Seit einiger Zeit bin ich dabei, meine Bilder aus der Zeit, in der ich auf Holz malte, zu sortieren. Mit diesen Bildern habe ich seinerzeit eine große Ausstellung in Litauen gemacht. Damals war ich sehr beeindruckt von diesem Land, weil es nach der rabiaten Zerstörungswut der Russen wieder anfing, heimlich die eigene Kultur zurück zu gewinnen. Ich sah, wie sie manches Kreuz aus dem Boden buddelten und glücklich waren, überhaupt noch etwas halbwegs Heiles zu finden.
Jetzt, wo ich die Bilder sortiere und die Fotos dazu ordne, bin ich das erste Mal dabei, auch die vielen Zeitungsausschnitte zu meiner Ausstellung aus der damaligen Zeit zu lesen, soweit sie ins Englische oder Deutsche für mich übersetzt worden waren. Und erst heute bin ich überrascht, wie sehr meine Arbeiten gewürdigt wurden, so dass sie nicht nur im Museum zu sehen waren, sondern auch in der Kunstakademie von kritischen Studenten besprochen und anerkannt wurden.
Mir war nicht bewusst, wie sehr man auch über meine Technik staunte, mit der ich die Bretter bemalte, aber immer viel Holz als „Naturfarbe“ stehen ließ. Wenn Euch bewusst ist, dass Holz ein Leben lang arbeitet, müsste man eigentlich meinen, dass früher oder später die Farbe abblättern würde. Ich habe über 2 Jahre an dieser Technik gearbeitet und dachte, ich müsste aufgeben, weil sich das Holz oft über mehr als einen Zentimeter zusammenzog oder so viel ausdehnte. Ich habe heute noch ein Bild bei mir zu Hause, an dem ich feststellen kann, dass die Farbe hält wie einst. Das Holz selbst ist etwas dunkler geworden, mehr nicht.

### Quellenauszug
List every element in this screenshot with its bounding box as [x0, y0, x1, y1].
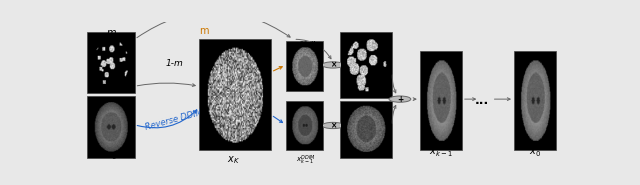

### Die Aufgabe
Wiederhole den gesamten Text über die Bilder auf Holz Wort für Wort.

### Vollständige Lösung
Seit einiger Zeit bin ich dabei, meine Bilder aus der Zeit, in der ich auf Holz malte, zu sortieren. Mit diesen Bildern habe ich seinerzeit eine große Ausstellung in Litauen gemacht. Damals war ich sehr beeindruckt von diesem Land, weil es nach der rabiaten Zerstörungswut der Russen wieder anfing, heimlich die eigene Kultur zurück zu gewinnen. Ich sah, wie sie manches Kreuz aus dem Boden buddelten und glücklich waren, überhaupt noch etwas halbwegs Heiles zu finden.
Jetzt, wo ich die Bilder sortiere und die Fotos dazu ordne, bin ich das erste Mal dabei, auch die vielen Zeitungsausschnitte zu meiner Ausstellung aus der damaligen Zeit zu lesen, soweit sie ins Englische oder Deutsche für mich übersetzt worden waren. Und erst heute bin ich überrascht, wie sehr meine Arbeiten gewürdigt wurden, so dass sie nicht nur im Museum zu sehen waren, sondern auch in der Kunstakademie von kritischen Studenten besprochen und anerkannt wurden.
Mir war nicht bewusst, wie sehr man auch über meine Technik staunte, mit der ich die Bretter bemalte, aber immer viel Holz als „Naturfarbe“ stehen ließ. Wenn Euch bewusst ist, dass Holz ein Leben lang arbeitet, müsste man eigentlich meinen, dass früher oder später die Farbe abblättern würde. Ich habe über 2 Jahre an dieser Technik gearbeitet und dachte, ich müsste aufgeben, weil sich das Holz oft über mehr als einen Zentimeter zusammenzog oder so viel ausdehnte. Ich habe heute noch ein Bild bei mir zu Hause, an dem ich feststellen kann, dass die Farbe hält wie einst. Das Holz selbst ist etwas dunkler geworden, mehr nicht.